Data Science Projects: Here's How LONG They Take!

This post may contain paid links to my personal recommendations that help to support the site!

I still remember when I first had the idea to start a data science project of my own and my first thought was: How long would a data science project take me?

I’ve done the research and here’s a summary:

It will take between 2 weeks to 6 months to complete a typical data science project. The project length can vary largely based on the data volume, processing time, and project team size. Therefore, the duration of data science projects may vary according to the resources and needs of the project.

Data science projects usually involve several stages that vary in duration depending on several factors. These factors can typically shorten or lengthen the project overall. Let’s have a look at each stage and how long each of them may take.

What are the Stages of a Data Science Project and How Long Do They Take?

Stage 1. Data Collection

To begin with any data science project, you would have to start collecting some data from various data sources. I’d say that this can potentially be the longest yet most crucial step of your data science project. Because what’s data science without data, right?

Why would the collection take long? That’s because this stage requires a strong understanding of databases and how your data is stored. Depending on the databases you work with, you can be working with flat text files like CSV (Comma Separated Value) files and Microsoft Excel files to relational databases in MySQL. Other common data sources include non-relational MongoDB as well as Web APIs.

§ **WRITTEN PROBLEM 1**
Decide whether each statement agrees with the page on data science project length: (a) A typical data science project takes between 2 weeks and 6 months. (b) Data collection is described as the shortest step of a project. (c) Web APIs are named as a common data source. For each, answer yes or no and quote the deciding words from the page.
The listing that comes next is separate material with no tie to the page on data science project length.

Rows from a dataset
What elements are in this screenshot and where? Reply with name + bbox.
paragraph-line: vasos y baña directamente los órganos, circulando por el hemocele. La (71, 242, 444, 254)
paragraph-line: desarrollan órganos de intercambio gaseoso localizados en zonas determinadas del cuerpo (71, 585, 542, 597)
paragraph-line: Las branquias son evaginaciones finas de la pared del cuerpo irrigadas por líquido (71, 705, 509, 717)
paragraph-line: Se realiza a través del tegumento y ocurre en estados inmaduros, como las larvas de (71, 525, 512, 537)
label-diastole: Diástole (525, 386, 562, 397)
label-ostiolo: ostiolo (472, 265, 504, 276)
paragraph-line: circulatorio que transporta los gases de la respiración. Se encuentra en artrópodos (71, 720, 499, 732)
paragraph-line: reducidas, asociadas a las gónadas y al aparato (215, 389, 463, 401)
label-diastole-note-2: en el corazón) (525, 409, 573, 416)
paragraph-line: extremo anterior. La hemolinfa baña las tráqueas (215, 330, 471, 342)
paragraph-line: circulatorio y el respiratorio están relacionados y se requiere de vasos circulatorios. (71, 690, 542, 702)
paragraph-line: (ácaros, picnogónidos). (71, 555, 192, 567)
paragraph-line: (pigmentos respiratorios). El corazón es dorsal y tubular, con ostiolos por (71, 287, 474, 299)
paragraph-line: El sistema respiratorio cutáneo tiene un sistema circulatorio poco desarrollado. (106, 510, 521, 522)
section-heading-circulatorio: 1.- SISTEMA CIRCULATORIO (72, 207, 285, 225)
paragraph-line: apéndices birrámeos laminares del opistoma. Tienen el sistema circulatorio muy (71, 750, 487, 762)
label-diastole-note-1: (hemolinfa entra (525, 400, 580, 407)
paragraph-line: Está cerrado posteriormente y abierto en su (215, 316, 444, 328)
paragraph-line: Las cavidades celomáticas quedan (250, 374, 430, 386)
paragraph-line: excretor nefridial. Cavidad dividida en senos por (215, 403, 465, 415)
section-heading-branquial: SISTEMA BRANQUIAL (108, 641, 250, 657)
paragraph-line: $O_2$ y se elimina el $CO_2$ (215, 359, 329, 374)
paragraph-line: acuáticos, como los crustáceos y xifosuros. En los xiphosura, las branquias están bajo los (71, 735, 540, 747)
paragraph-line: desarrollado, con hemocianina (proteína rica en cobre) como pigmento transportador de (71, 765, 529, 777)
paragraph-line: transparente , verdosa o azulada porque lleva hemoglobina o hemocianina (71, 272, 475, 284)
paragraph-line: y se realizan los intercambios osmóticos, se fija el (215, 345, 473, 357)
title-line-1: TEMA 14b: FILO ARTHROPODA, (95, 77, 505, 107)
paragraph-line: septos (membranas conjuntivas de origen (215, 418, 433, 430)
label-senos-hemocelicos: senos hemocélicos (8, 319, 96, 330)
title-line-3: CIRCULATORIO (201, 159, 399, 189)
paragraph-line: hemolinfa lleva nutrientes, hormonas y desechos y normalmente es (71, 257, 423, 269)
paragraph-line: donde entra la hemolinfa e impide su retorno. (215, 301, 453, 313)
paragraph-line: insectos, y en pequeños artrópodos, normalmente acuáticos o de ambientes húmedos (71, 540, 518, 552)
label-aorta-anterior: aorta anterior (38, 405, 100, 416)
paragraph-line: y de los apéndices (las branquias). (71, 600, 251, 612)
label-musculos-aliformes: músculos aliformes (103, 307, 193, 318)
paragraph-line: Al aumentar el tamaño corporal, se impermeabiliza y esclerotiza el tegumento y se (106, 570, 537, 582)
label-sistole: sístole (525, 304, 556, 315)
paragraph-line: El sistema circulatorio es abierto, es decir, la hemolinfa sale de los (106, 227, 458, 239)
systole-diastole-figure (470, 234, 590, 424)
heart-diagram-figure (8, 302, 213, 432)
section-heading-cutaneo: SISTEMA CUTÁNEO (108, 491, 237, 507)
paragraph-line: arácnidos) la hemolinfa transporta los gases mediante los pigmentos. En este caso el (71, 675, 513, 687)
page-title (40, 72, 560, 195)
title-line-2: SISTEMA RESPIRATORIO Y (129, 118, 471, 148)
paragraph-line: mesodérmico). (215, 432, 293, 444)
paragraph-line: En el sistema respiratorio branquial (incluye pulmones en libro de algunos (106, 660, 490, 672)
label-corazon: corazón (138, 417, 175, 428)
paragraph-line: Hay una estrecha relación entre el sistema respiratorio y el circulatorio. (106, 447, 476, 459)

§ **WRITTEN PROBLEM 2**
Convert the stretch of the listing from its start through the line containing "paragraph-line: desarrollan órganos" into a Markdown table with the columns Row and Line, giving each line its row number and leaving out blank lines.

§ **FULL RESPONSE 1**
(a) Yes: "It will take between 2 weeks to 6 months to complete a typical data science project."
(b) No: "this can potentially be the longest yet most crucial step of your data science project."
(c) Yes: "Other common data sources include non-relational MongoDB as well as Web APIs."

§ **FULL RESPONSE 2**
| Row | Line |
|---|---|
| 1 | What elements are in this screenshot and where? Reply with name + bbox. |
| 2 | paragraph-line: vasos y baña directamente los órganos, circulando por el hemocele. La (71, 242, 444, 254) |
| 3 | paragraph-line: desarrollan órganos de intercambio gaseoso localizados en zonas determinadas del cuerpo (71, 585, 542, 597) |